- PROBLEM DESCRIPTION -
Lines that hold the word "Dollar" should be located and copied.

============

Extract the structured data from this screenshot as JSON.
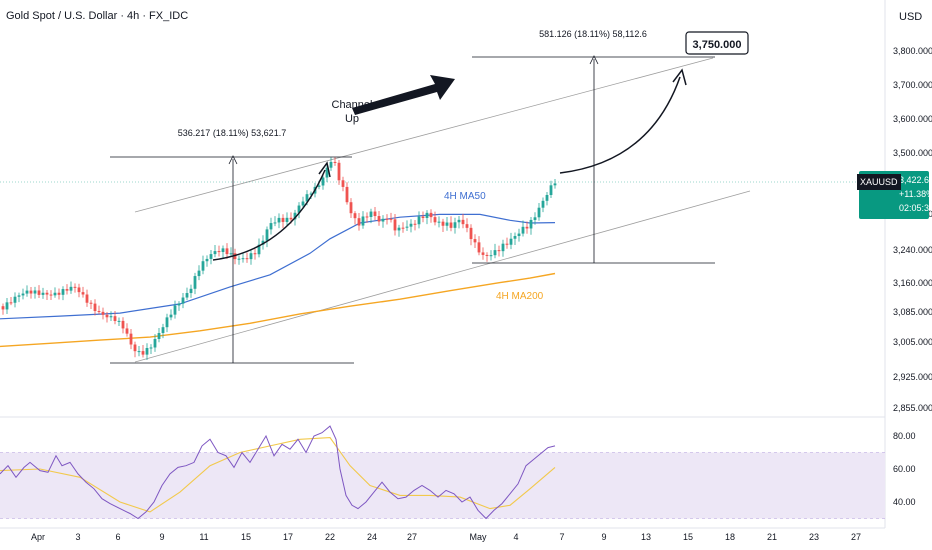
{
  "header": {
    "title": "Gold Spot / U.S. Dollar · 4h · FX_IDC"
  },
  "axis": {
    "currency": "USD"
  },
  "price_badge": {
    "symbol": "XAUUSD",
    "price": "3,422.690",
    "change": "+11.38%",
    "countdown": "02:05:36"
  },
  "annotations": {
    "measure_left": "536.217 (18.11%) 53,621.7",
    "measure_right": "581.126 (18.11%) 58,112.6",
    "target": "3,750.000",
    "channel_line1": "Channel",
    "channel_line2": "Up",
    "ma50_label": "4H MA50",
    "ma200_label": "4H MA200"
  },
  "colors": {
    "bull": "#26a69a",
    "bear": "#ef5350",
    "ma50": "#3f6fd1",
    "ma200": "#f5a623",
    "rsi": "#7e57c2",
    "rsi_ma": "#f2c94c",
    "rsi_band": "#ede7f6",
    "channel": "#9e9e9e",
    "price_line": "#089981"
  },
  "chart_data": [
    {
      "type": "candlestick",
      "title": "Gold Spot / U.S. Dollar · 4h · FX_IDC",
      "y_ticks": [
        3800,
        3700,
        3600,
        3500,
        3320,
        3240,
        3160,
        3085,
        3005,
        2925,
        2855
      ],
      "y_tick_labels": [
        "3,800.000",
        "3,700.000",
        "3,600.000",
        "3,500.000",
        "3,320.000",
        "3,240.000",
        "3,160.000",
        "3,085.000",
        "3,005.000",
        "2,925.000",
        "2,855.000"
      ],
      "x_ticks": [
        "Apr",
        "3",
        "6",
        "9",
        "11",
        "15",
        "17",
        "22",
        "24",
        "27",
        "May",
        "4",
        "7",
        "9",
        "13",
        "15",
        "18",
        "21",
        "23",
        "27"
      ],
      "close_path": [
        [
          0,
          3100
        ],
        [
          8,
          3112
        ],
        [
          18,
          3121
        ],
        [
          30,
          3131
        ],
        [
          45,
          3140
        ],
        [
          60,
          3136
        ],
        [
          75,
          3140
        ],
        [
          90,
          3110
        ],
        [
          105,
          3080
        ],
        [
          115,
          3060
        ],
        [
          125,
          3030
        ],
        [
          132,
          2990
        ],
        [
          140,
          2985
        ],
        [
          150,
          3000
        ],
        [
          160,
          3030
        ],
        [
          170,
          3070
        ],
        [
          180,
          3110
        ],
        [
          190,
          3150
        ],
        [
          198,
          3200
        ],
        [
          206,
          3220
        ],
        [
          215,
          3228
        ],
        [
          225,
          3232
        ],
        [
          235,
          3225
        ],
        [
          245,
          3228
        ],
        [
          255,
          3235
        ],
        [
          262,
          3250
        ],
        [
          268,
          3282
        ],
        [
          275,
          3300
        ],
        [
          282,
          3310
        ],
        [
          292,
          3320
        ],
        [
          302,
          3360
        ],
        [
          312,
          3380
        ],
        [
          320,
          3400
        ],
        [
          328,
          3460
        ],
        [
          333,
          3495
        ],
        [
          338,
          3440
        ],
        [
          343,
          3405
        ],
        [
          350,
          3330
        ],
        [
          358,
          3290
        ],
        [
          365,
          3305
        ],
        [
          372,
          3320
        ],
        [
          380,
          3305
        ],
        [
          388,
          3325
        ],
        [
          396,
          3290
        ],
        [
          404,
          3288
        ],
        [
          412,
          3286
        ],
        [
          420,
          3305
        ],
        [
          428,
          3325
        ],
        [
          436,
          3310
        ],
        [
          444,
          3305
        ],
        [
          452,
          3290
        ],
        [
          460,
          3300
        ],
        [
          468,
          3275
        ],
        [
          476,
          3250
        ],
        [
          484,
          3232
        ],
        [
          492,
          3238
        ],
        [
          500,
          3242
        ],
        [
          508,
          3248
        ],
        [
          516,
          3265
        ],
        [
          522,
          3285
        ],
        [
          528,
          3300
        ],
        [
          534,
          3320
        ],
        [
          540,
          3350
        ],
        [
          546,
          3375
        ],
        [
          552,
          3400
        ],
        [
          556,
          3410
        ]
      ],
      "series": [
        {
          "name": "4H MA50",
          "values": [
            [
              0,
              3067
            ],
            [
              60,
              3074
            ],
            [
              120,
              3082
            ],
            [
              180,
              3106
            ],
            [
              230,
              3150
            ],
            [
              270,
              3180
            ],
            [
              310,
              3232
            ],
            [
              330,
              3265
            ],
            [
              360,
              3300
            ],
            [
              400,
              3313
            ],
            [
              440,
              3319
            ],
            [
              480,
              3319
            ],
            [
              510,
              3306
            ],
            [
              530,
              3300
            ],
            [
              555,
              3301
            ]
          ]
        },
        {
          "name": "4H MA200",
          "values": [
            [
              0,
              2995
            ],
            [
              50,
              3002
            ],
            [
              100,
              3010
            ],
            [
              150,
              3018
            ],
            [
              200,
              3035
            ],
            [
              250,
              3055
            ],
            [
              300,
              3080
            ],
            [
              350,
              3100
            ],
            [
              400,
              3118
            ],
            [
              450,
              3140
            ],
            [
              500,
              3161
            ],
            [
              530,
              3172
            ],
            [
              555,
              3183
            ]
          ]
        }
      ],
      "annotations": [
        {
          "text": "536.217 (18.11%) 53,621.7",
          "from": 2976,
          "to": 3512
        },
        {
          "text": "581.126 (18.11%) 58,112.6",
          "from": 3219,
          "to": 3800
        },
        {
          "text": "3,750.000",
          "value": 3750
        }
      ]
    },
    {
      "type": "line",
      "title": "RSI",
      "y_ticks": [
        80,
        60,
        40
      ],
      "y_tick_labels": [
        "80.00",
        "60.00",
        "40.00"
      ],
      "band": [
        30,
        70
      ],
      "series": [
        {
          "name": "RSI",
          "values": [
            [
              0,
              57
            ],
            [
              8,
              62
            ],
            [
              16,
              55
            ],
            [
              24,
              61
            ],
            [
              30,
              64
            ],
            [
              40,
              59
            ],
            [
              48,
              58
            ],
            [
              56,
              68
            ],
            [
              62,
              62
            ],
            [
              70,
              64
            ],
            [
              78,
              57
            ],
            [
              86,
              52
            ],
            [
              94,
              48
            ],
            [
              102,
              42
            ],
            [
              110,
              39
            ],
            [
              120,
              36
            ],
            [
              130,
              33
            ],
            [
              138,
              30
            ],
            [
              146,
              34
            ],
            [
              154,
              40
            ],
            [
              162,
              50
            ],
            [
              170,
              57
            ],
            [
              178,
              61
            ],
            [
              186,
              62
            ],
            [
              194,
              64
            ],
            [
              202,
              74
            ],
            [
              210,
              78
            ],
            [
              218,
              70
            ],
            [
              226,
              68
            ],
            [
              234,
              61
            ],
            [
              242,
              70
            ],
            [
              250,
              64
            ],
            [
              258,
              72
            ],
            [
              266,
              80
            ],
            [
              274,
              68
            ],
            [
              282,
              75
            ],
            [
              290,
              72
            ],
            [
              298,
              78
            ],
            [
              306,
              70
            ],
            [
              314,
              80
            ],
            [
              322,
              82
            ],
            [
              330,
              86
            ],
            [
              336,
              78
            ],
            [
              340,
              60
            ],
            [
              346,
              44
            ],
            [
              352,
              38
            ],
            [
              358,
              36
            ],
            [
              366,
              40
            ],
            [
              374,
              46
            ],
            [
              382,
              52
            ],
            [
              390,
              46
            ],
            [
              398,
              42
            ],
            [
              406,
              43
            ],
            [
              414,
              47
            ],
            [
              422,
              50
            ],
            [
              430,
              47
            ],
            [
              438,
              43
            ],
            [
              446,
              47
            ],
            [
              454,
              45
            ],
            [
              462,
              40
            ],
            [
              470,
              43
            ],
            [
              478,
              35
            ],
            [
              486,
              30
            ],
            [
              494,
              35
            ],
            [
              502,
              39
            ],
            [
              510,
              45
            ],
            [
              518,
              51
            ],
            [
              526,
              62
            ],
            [
              534,
              66
            ],
            [
              542,
              70
            ],
            [
              548,
              73
            ],
            [
              555,
              74
            ]
          ]
        },
        {
          "name": "RSI MA",
          "values": [
            [
              0,
              59
            ],
            [
              40,
              60
            ],
            [
              80,
              55
            ],
            [
              120,
              40
            ],
            [
              150,
              34
            ],
            [
              180,
              46
            ],
            [
              210,
              62
            ],
            [
              240,
              70
            ],
            [
              270,
              74
            ],
            [
              300,
              78
            ],
            [
              330,
              79
            ],
            [
              350,
              62
            ],
            [
              370,
              50
            ],
            [
              400,
              44
            ],
            [
              430,
              44
            ],
            [
              460,
              43
            ],
            [
              490,
              36
            ],
            [
              510,
              38
            ],
            [
              530,
              48
            ],
            [
              555,
              61
            ]
          ]
        }
      ]
    }
  ]
}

============

- ANSWER BELOW -
    "title": "Gold Spot / U.S. Dollar · 4h · FX_IDC"
      "title": "Gold Spot / U.S. Dollar · 4h · FX_IDC",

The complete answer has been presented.